Task objective
From the data that follows, report how many lines hold the string "screenshot", giving only the number.

Provided records
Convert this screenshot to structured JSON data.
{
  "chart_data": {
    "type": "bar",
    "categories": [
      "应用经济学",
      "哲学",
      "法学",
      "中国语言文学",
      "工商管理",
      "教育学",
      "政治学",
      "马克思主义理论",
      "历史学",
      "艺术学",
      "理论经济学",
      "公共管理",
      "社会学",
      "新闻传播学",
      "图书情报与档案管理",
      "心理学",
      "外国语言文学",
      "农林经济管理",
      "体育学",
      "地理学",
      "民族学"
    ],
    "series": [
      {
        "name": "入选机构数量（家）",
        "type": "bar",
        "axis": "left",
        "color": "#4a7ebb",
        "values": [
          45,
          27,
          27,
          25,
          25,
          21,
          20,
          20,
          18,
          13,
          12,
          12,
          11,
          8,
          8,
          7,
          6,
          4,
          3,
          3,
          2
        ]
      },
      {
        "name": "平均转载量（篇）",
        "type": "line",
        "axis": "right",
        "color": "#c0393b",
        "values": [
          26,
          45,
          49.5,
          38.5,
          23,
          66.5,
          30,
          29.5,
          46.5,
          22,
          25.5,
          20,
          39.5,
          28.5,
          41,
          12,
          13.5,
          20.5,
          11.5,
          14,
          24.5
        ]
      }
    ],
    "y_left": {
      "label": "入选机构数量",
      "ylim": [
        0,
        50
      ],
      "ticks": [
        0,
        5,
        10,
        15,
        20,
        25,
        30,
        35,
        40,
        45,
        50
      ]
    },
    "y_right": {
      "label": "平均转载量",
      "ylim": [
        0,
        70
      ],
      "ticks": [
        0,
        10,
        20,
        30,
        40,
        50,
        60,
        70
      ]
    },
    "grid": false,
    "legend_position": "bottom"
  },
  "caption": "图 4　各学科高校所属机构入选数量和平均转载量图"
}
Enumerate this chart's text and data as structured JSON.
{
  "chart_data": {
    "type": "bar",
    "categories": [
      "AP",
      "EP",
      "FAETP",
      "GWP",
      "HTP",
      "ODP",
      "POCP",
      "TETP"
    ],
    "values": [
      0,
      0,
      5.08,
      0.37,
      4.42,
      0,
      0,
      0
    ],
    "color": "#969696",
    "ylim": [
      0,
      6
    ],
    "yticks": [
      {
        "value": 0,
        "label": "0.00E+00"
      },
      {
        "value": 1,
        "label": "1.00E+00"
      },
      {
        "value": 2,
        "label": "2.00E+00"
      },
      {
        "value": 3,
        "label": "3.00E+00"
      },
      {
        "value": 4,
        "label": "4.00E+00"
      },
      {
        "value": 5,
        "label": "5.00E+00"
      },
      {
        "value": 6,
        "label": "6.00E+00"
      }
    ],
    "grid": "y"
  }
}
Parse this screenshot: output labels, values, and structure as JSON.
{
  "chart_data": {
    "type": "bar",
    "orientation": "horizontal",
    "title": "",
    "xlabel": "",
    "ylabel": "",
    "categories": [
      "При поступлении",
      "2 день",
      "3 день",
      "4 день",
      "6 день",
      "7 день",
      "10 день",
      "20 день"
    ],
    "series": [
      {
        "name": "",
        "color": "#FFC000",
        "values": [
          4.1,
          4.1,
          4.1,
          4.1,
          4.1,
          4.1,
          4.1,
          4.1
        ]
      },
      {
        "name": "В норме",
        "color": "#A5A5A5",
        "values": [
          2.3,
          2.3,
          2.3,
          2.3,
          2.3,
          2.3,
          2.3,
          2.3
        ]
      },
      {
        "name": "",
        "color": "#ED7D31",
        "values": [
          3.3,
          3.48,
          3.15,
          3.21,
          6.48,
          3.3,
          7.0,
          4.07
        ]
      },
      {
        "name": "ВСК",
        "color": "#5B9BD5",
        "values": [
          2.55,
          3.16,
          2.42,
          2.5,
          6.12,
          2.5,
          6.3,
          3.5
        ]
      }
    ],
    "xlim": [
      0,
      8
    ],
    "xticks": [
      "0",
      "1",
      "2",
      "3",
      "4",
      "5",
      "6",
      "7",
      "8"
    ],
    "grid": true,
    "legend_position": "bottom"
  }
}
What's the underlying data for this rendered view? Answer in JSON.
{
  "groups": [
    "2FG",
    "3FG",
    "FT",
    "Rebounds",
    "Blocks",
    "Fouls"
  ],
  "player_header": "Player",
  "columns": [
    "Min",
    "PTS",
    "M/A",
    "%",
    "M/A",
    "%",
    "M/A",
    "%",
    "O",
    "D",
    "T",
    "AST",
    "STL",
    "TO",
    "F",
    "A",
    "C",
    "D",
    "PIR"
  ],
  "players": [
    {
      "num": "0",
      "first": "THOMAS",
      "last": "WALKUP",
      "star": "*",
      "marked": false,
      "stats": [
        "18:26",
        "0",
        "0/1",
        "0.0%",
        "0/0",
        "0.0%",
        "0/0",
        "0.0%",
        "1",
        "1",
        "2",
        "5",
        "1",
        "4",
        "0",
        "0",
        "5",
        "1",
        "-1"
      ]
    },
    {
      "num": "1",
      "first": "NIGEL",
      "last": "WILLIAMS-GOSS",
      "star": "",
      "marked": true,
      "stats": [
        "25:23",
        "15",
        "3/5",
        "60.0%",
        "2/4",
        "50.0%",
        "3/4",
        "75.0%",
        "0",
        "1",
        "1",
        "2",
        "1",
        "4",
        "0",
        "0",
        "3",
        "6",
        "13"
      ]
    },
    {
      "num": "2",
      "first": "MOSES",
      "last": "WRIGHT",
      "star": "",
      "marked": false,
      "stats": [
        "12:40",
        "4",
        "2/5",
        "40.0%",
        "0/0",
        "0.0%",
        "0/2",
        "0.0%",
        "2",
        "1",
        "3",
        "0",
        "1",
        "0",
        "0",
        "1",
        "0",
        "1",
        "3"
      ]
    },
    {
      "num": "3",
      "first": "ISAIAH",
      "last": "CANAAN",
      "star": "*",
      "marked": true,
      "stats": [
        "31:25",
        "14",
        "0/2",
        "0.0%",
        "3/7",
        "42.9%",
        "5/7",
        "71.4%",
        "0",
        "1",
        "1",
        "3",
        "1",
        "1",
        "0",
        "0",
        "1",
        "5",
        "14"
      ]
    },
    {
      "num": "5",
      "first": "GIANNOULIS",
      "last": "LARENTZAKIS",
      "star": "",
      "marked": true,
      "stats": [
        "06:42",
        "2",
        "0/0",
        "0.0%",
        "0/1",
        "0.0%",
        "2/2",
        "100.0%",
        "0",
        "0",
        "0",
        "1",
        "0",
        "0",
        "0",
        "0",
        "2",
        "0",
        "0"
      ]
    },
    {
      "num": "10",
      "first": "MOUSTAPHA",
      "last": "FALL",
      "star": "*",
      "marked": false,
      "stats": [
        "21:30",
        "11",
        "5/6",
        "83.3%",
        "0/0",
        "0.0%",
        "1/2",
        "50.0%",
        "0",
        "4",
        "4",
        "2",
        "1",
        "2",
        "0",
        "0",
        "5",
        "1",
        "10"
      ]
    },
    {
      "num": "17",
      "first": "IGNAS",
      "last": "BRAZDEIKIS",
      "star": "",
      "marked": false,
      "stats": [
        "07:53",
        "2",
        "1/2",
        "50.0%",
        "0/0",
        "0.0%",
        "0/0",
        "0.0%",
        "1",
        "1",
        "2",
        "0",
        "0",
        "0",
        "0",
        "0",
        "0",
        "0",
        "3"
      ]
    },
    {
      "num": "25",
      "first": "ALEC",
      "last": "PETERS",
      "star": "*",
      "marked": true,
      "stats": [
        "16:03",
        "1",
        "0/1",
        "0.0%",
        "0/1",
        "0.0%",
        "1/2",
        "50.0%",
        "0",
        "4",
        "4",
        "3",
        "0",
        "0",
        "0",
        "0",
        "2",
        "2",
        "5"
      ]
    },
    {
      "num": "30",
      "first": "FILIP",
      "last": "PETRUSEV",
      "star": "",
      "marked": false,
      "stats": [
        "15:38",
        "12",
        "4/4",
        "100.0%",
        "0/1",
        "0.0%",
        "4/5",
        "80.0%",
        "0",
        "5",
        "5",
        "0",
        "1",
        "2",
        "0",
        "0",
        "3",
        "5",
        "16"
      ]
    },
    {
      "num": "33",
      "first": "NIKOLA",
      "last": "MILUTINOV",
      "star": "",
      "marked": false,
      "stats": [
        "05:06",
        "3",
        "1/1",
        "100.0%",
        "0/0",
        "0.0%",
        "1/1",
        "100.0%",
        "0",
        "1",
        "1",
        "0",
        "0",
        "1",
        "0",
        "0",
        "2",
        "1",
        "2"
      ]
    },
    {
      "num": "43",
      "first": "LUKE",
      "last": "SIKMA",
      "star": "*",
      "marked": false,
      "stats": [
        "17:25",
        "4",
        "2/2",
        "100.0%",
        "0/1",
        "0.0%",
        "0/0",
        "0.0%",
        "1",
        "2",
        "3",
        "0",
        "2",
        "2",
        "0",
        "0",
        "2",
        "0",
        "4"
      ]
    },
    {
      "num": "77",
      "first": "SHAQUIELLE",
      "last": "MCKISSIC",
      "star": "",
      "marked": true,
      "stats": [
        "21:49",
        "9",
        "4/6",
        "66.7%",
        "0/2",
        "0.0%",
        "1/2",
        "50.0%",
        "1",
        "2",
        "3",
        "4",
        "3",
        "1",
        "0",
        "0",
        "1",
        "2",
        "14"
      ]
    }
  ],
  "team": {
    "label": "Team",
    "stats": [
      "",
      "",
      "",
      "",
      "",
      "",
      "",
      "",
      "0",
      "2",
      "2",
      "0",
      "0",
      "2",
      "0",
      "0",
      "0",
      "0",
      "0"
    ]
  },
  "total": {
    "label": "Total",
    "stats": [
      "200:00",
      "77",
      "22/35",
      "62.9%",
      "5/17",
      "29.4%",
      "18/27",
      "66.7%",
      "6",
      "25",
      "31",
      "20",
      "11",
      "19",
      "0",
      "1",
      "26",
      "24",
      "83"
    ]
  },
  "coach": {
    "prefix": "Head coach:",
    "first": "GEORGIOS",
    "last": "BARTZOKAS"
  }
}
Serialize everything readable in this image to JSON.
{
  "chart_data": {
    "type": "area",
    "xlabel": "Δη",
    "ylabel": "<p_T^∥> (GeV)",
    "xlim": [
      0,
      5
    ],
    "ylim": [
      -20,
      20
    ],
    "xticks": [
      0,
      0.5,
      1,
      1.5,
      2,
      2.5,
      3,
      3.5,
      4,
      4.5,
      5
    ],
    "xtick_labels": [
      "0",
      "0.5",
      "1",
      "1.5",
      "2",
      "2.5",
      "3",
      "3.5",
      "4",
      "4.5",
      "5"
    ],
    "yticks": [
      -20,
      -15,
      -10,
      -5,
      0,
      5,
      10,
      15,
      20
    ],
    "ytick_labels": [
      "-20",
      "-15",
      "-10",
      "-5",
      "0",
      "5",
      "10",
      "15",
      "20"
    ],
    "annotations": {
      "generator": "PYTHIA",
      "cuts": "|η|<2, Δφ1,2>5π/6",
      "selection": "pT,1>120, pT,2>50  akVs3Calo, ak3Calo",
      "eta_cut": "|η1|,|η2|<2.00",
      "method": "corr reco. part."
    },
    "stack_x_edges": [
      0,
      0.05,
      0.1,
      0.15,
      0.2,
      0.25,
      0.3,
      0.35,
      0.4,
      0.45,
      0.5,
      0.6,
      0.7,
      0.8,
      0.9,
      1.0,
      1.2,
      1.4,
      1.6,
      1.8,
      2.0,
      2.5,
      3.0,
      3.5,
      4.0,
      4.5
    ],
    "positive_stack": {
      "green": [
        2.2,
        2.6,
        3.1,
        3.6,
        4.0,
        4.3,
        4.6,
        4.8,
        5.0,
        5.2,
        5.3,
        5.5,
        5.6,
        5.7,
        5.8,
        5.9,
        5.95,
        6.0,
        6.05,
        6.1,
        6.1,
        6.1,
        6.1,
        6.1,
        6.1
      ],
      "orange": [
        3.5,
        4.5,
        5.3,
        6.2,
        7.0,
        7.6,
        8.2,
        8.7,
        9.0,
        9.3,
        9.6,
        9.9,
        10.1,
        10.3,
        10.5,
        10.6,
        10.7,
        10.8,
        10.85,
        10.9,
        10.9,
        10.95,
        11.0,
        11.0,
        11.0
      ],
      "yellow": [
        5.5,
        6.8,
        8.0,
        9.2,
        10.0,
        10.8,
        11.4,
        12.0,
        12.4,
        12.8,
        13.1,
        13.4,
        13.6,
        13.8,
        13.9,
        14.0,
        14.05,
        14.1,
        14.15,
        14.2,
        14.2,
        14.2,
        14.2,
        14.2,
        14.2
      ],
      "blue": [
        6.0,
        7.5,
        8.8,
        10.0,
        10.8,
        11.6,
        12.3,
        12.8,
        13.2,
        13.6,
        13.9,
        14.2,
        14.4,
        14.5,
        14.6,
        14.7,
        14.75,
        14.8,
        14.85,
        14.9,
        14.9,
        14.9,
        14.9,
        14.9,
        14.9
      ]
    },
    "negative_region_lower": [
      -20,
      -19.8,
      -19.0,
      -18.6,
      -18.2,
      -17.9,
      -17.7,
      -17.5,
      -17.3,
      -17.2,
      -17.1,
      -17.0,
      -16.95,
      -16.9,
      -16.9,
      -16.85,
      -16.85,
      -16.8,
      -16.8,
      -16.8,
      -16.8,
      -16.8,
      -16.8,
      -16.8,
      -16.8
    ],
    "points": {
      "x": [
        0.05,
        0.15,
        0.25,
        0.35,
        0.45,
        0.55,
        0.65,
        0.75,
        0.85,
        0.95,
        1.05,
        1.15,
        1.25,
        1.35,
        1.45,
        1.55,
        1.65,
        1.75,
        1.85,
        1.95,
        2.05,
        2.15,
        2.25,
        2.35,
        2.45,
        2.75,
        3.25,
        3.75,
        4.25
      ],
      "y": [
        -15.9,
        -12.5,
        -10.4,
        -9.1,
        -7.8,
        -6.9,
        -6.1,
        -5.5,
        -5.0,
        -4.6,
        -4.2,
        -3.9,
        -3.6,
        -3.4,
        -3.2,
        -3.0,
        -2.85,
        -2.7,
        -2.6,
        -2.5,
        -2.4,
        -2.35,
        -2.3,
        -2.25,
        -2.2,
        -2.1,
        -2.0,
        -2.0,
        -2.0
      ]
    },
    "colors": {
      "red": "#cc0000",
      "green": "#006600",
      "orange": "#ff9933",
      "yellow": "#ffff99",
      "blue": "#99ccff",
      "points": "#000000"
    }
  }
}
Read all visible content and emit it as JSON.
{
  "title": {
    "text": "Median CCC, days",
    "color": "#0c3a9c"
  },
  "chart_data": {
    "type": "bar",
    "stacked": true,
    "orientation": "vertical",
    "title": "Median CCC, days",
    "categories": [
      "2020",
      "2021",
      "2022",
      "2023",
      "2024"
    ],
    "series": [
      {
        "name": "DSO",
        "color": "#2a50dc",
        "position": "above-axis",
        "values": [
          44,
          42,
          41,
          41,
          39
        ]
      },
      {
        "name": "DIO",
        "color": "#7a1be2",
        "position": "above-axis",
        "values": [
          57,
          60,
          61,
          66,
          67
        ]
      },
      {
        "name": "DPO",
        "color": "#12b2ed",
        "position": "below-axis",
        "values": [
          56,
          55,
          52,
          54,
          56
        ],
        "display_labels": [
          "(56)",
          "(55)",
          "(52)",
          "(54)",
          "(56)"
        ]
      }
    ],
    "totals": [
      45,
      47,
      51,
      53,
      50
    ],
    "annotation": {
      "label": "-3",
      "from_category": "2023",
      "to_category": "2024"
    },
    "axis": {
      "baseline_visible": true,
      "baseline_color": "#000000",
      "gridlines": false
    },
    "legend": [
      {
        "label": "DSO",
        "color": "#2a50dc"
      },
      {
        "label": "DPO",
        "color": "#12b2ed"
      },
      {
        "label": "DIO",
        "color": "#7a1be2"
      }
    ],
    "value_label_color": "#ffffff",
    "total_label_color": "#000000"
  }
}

Reply
2